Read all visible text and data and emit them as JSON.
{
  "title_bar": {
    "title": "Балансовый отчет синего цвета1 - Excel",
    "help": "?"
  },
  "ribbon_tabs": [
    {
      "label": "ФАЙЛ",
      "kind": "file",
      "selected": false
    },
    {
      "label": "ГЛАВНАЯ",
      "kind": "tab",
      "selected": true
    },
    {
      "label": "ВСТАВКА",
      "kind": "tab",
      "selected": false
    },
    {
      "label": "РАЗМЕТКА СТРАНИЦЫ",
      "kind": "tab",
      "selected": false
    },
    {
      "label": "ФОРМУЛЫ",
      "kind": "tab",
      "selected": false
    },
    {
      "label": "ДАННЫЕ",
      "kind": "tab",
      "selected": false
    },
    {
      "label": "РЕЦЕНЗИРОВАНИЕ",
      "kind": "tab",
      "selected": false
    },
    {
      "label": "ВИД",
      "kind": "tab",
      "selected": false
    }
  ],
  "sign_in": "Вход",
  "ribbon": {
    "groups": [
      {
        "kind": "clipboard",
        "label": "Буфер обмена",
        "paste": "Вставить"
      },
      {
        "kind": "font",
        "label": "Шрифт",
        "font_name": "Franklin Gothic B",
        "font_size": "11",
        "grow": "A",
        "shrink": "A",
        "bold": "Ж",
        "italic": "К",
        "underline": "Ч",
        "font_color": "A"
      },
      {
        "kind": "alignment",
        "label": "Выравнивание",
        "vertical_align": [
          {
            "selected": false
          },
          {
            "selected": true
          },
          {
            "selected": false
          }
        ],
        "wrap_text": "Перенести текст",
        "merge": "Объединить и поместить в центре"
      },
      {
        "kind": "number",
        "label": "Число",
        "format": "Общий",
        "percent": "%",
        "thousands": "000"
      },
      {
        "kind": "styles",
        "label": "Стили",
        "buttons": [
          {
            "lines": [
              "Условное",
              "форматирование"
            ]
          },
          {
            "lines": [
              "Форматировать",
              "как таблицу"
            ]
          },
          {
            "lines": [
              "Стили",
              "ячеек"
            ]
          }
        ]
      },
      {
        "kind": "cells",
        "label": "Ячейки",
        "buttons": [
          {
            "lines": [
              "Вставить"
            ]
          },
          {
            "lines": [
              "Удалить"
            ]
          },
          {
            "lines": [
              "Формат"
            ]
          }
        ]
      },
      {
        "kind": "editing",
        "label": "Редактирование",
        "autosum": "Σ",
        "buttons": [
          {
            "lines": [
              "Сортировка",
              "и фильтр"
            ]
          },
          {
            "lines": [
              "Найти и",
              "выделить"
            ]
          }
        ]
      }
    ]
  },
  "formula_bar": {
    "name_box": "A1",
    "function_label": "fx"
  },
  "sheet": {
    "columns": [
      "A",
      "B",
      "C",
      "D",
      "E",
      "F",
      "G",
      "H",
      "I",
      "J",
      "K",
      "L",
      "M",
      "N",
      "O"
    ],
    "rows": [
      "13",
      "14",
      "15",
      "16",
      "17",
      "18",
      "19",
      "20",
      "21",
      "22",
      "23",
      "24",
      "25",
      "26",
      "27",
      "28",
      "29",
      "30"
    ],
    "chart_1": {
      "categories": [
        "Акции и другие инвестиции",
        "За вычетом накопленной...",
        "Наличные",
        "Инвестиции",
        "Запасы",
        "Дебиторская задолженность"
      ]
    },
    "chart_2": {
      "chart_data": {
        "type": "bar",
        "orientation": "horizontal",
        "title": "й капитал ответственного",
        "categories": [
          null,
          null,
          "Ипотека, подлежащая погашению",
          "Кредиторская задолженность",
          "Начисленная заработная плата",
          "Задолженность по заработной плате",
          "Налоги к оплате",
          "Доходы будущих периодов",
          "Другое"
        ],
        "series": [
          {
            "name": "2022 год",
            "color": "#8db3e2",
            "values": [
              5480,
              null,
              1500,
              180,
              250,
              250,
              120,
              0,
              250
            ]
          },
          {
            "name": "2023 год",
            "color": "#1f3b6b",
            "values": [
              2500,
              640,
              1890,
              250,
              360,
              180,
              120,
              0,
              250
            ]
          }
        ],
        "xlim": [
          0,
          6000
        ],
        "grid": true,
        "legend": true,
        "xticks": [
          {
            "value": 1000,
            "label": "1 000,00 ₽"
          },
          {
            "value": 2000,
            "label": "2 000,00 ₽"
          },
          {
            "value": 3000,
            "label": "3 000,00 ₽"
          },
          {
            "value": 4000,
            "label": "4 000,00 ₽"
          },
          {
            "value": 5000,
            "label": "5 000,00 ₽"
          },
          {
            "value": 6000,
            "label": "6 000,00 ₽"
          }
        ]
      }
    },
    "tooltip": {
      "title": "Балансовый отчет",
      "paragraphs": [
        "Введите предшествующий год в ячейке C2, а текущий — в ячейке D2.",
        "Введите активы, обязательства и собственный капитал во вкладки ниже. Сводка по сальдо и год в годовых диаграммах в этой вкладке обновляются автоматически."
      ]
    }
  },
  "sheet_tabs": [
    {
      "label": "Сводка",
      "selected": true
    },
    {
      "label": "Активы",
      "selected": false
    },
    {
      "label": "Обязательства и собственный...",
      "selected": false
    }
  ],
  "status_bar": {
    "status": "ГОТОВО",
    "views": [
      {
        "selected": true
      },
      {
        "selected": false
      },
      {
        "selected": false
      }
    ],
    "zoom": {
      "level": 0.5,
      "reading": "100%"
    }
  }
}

> **What you should do**
For each line of the listing that holds the word "Балансовый", show that line.

> **Final result**
    "title": "Балансовый отчет синего цвета1 - Excel",
      "title": "Балансовый отчет",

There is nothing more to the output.